[Work to do] Repeat the material exactly, leaving nothing out.

Data records:
— Begin —
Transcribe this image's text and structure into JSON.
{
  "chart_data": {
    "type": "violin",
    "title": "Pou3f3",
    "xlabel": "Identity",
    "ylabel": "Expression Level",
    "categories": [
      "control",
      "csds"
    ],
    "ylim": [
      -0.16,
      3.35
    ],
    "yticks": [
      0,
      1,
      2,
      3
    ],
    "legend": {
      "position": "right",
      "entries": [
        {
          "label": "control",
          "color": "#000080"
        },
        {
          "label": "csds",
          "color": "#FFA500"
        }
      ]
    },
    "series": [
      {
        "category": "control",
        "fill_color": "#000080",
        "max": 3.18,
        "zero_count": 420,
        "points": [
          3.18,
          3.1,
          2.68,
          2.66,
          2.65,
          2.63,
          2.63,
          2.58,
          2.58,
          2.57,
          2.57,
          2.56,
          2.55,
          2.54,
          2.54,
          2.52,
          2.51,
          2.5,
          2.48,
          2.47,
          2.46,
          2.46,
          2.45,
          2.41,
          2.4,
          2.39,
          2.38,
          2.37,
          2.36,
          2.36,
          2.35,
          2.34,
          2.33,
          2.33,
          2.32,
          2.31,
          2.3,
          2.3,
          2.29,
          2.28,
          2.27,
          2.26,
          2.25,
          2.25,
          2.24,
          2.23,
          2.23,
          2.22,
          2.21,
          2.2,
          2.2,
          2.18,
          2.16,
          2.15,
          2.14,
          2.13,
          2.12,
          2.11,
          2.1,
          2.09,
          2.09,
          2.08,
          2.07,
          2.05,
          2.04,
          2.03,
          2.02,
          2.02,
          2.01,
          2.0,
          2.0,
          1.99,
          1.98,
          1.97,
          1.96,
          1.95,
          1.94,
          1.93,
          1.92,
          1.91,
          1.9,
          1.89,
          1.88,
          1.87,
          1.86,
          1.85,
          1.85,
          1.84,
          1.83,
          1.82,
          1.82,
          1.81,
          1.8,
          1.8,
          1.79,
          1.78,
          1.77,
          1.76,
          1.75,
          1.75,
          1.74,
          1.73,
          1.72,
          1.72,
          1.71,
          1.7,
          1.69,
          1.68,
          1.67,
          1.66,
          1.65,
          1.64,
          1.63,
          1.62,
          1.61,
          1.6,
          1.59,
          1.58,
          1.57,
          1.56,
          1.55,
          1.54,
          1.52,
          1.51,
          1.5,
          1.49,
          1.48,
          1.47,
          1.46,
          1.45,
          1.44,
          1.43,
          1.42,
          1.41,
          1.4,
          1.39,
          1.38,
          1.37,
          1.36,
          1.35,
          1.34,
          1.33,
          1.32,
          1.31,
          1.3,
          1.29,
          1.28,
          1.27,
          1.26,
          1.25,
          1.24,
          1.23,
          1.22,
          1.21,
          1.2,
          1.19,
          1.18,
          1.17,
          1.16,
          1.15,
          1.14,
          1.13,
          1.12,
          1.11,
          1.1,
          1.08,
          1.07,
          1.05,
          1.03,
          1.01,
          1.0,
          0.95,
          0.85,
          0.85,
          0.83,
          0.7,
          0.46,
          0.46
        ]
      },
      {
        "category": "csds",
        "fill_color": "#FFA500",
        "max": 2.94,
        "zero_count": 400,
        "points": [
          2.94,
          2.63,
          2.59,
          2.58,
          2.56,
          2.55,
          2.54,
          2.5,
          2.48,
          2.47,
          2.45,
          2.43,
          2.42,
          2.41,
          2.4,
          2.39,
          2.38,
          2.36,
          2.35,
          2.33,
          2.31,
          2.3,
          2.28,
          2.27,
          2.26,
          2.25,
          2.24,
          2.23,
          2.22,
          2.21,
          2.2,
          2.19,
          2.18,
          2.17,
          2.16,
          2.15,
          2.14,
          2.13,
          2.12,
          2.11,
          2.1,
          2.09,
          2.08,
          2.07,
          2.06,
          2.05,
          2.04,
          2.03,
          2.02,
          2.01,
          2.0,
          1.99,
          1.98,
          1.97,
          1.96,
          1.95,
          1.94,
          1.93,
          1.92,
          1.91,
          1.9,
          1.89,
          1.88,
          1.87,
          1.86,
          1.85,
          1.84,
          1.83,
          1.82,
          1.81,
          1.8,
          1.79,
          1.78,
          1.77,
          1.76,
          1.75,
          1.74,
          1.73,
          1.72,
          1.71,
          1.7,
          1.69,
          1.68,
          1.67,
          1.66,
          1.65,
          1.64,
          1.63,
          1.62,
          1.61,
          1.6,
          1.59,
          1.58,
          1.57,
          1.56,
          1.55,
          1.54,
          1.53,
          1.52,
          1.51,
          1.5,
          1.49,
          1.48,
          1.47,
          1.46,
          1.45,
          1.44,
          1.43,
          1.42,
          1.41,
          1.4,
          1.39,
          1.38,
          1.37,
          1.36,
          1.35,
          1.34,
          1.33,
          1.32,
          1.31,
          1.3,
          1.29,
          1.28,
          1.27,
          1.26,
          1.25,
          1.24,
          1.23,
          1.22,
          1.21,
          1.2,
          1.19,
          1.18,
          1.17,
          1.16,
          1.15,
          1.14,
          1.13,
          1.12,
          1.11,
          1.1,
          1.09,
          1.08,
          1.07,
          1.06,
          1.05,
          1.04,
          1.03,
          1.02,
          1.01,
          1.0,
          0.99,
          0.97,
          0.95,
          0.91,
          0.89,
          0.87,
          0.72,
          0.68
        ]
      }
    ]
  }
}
— End —
[Completed exercise]
Transcribe this image's text and structure into JSON.
{
  "chart_data": {
    "type": "violin",
    "title": "Pou3f3",
    "xlabel": "Identity",
    "ylabel": "Expression Level",
    "categories": [
      "control",
      "csds"
    ],
    "ylim": [
      -0.16,
      3.35
    ],
    "yticks": [
      0,
      1,
      2,
      3
    ],
    "legend": {
      "position": "right",
      "entries": [
        {
          "label": "control",
          "color": "#000080"
        },
        {
          "label": "csds",
          "color": "#FFA500"
        }
      ]
    },
    "series": [
      {
        "category": "control",
        "fill_color": "#000080",
        "max": 3.18,
        "zero_count": 420,
        "points": [
          3.18,
          3.1,
          2.68,
          2.66,
          2.65,
          2.63,
          2.63,
          2.58,
          2.58,
          2.57,
          2.57,
          2.56,
          2.55,
          2.54,
          2.54,
          2.52,
          2.51,
          2.5,
          2.48,
          2.47,
          2.46,
          2.46,
          2.45,
          2.41,
          2.4,
          2.39,
          2.38,
          2.37,
          2.36,
          2.36,
          2.35,
          2.34,
          2.33,
          2.33,
          2.32,
          2.31,
          2.3,
          2.3,
          2.29,
          2.28,
          2.27,
          2.26,
          2.25,
          2.25,
          2.24,
          2.23,
          2.23,
          2.22,
          2.21,
          2.2,
          2.2,
          2.18,
          2.16,
          2.15,
          2.14,
          2.13,
          2.12,
          2.11,
          2.1,
          2.09,
          2.09,
          2.08,
          2.07,
          2.05,
          2.04,
          2.03,
          2.02,
          2.02,
          2.01,
          2.0,
          2.0,
          1.99,
          1.98,
          1.97,
          1.96,
          1.95,
          1.94,
          1.93,
          1.92,
          1.91,
          1.9,
          1.89,
          1.88,
          1.87,
          1.86,
          1.85,
          1.85,
          1.84,
          1.83,
          1.82,
          1.82,
          1.81,
          1.8,
          1.8,
          1.79,
          1.78,
          1.77,
          1.76,
          1.75,
          1.75,
          1.74,
          1.73,
          1.72,
          1.72,
          1.71,
          1.7,
          1.69,
          1.68,
          1.67,
          1.66,
          1.65,
          1.64,
          1.63,
          1.62,
          1.61,
          1.6,
          1.59,
          1.58,
          1.57,
          1.56,
          1.55,
          1.54,
          1.52,
          1.51,
          1.5,
          1.49,
          1.48,
          1.47,
          1.46,
          1.45,
          1.44,
          1.43,
          1.42,
          1.41,
          1.4,
          1.39,
          1.38,
          1.37,
          1.36,
          1.35,
          1.34,
          1.33,
          1.32,
          1.31,
          1.3,
          1.29,
          1.28,
          1.27,
          1.26,
          1.25,
          1.24,
          1.23,
          1.22,
          1.21,
          1.2,
          1.19,
          1.18,
          1.17,
          1.16,
          1.15,
          1.14,
          1.13,
          1.12,
          1.11,
          1.1,
          1.08,
          1.07,
          1.05,
          1.03,
          1.01,
          1.0,
          0.95,
          0.85,
          0.85,
          0.83,
          0.7,
          0.46,
          0.46
        ]
      },
      {
        "category": "csds",
        "fill_color": "#FFA500",
        "max": 2.94,
        "zero_count": 400,
        "points": [
          2.94,
          2.63,
          2.59,
          2.58,
          2.56,
          2.55,
          2.54,
          2.5,
          2.48,
          2.47,
          2.45,
          2.43,
          2.42,
          2.41,
          2.4,
          2.39,
          2.38,
          2.36,
          2.35,
          2.33,
          2.31,
          2.3,
          2.28,
          2.27,
          2.26,
          2.25,
          2.24,
          2.23,
          2.22,
          2.21,
          2.2,
          2.19,
          2.18,
          2.17,
          2.16,
          2.15,
          2.14,
          2.13,
          2.12,
          2.11,
          2.1,
          2.09,
          2.08,
          2.07,
          2.06,
          2.05,
          2.04,
          2.03,
          2.02,
          2.01,
          2.0,
          1.99,
          1.98,
          1.97,
          1.96,
          1.95,
          1.94,
          1.93,
          1.92,
          1.91,
          1.9,
          1.89,
          1.88,
          1.87,
          1.86,
          1.85,
          1.84,
          1.83,
          1.82,
          1.81,
          1.8,
          1.79,
          1.78,
          1.77,
          1.76,
          1.75,
          1.74,
          1.73,
          1.72,
          1.71,
          1.7,
          1.69,
          1.68,
          1.67,
          1.66,
          1.65,
          1.64,
          1.63,
          1.62,
          1.61,
          1.6,
          1.59,
          1.58,
          1.57,
          1.56,
          1.55,
          1.54,
          1.53,
          1.52,
          1.51,
          1.5,
          1.49,
          1.48,
          1.47,
          1.46,
          1.45,
          1.44,
          1.43,
          1.42,
          1.41,
          1.4,
          1.39,
          1.38,
          1.37,
          1.36,
          1.35,
          1.34,
          1.33,
          1.32,
          1.31,
          1.3,
          1.29,
          1.28,
          1.27,
          1.26,
          1.25,
          1.24,
          1.23,
          1.22,
          1.21,
          1.2,
          1.19,
          1.18,
          1.17,
          1.16,
          1.15,
          1.14,
          1.13,
          1.12,
          1.11,
          1.1,
          1.09,
          1.08,
          1.07,
          1.06,
          1.05,
          1.04,
          1.03,
          1.02,
          1.01,
          1.0,
          0.99,
          0.97,
          0.95,
          0.91,
          0.89,
          0.87,
          0.72,
          0.68
        ]
      }
    ]
  }
}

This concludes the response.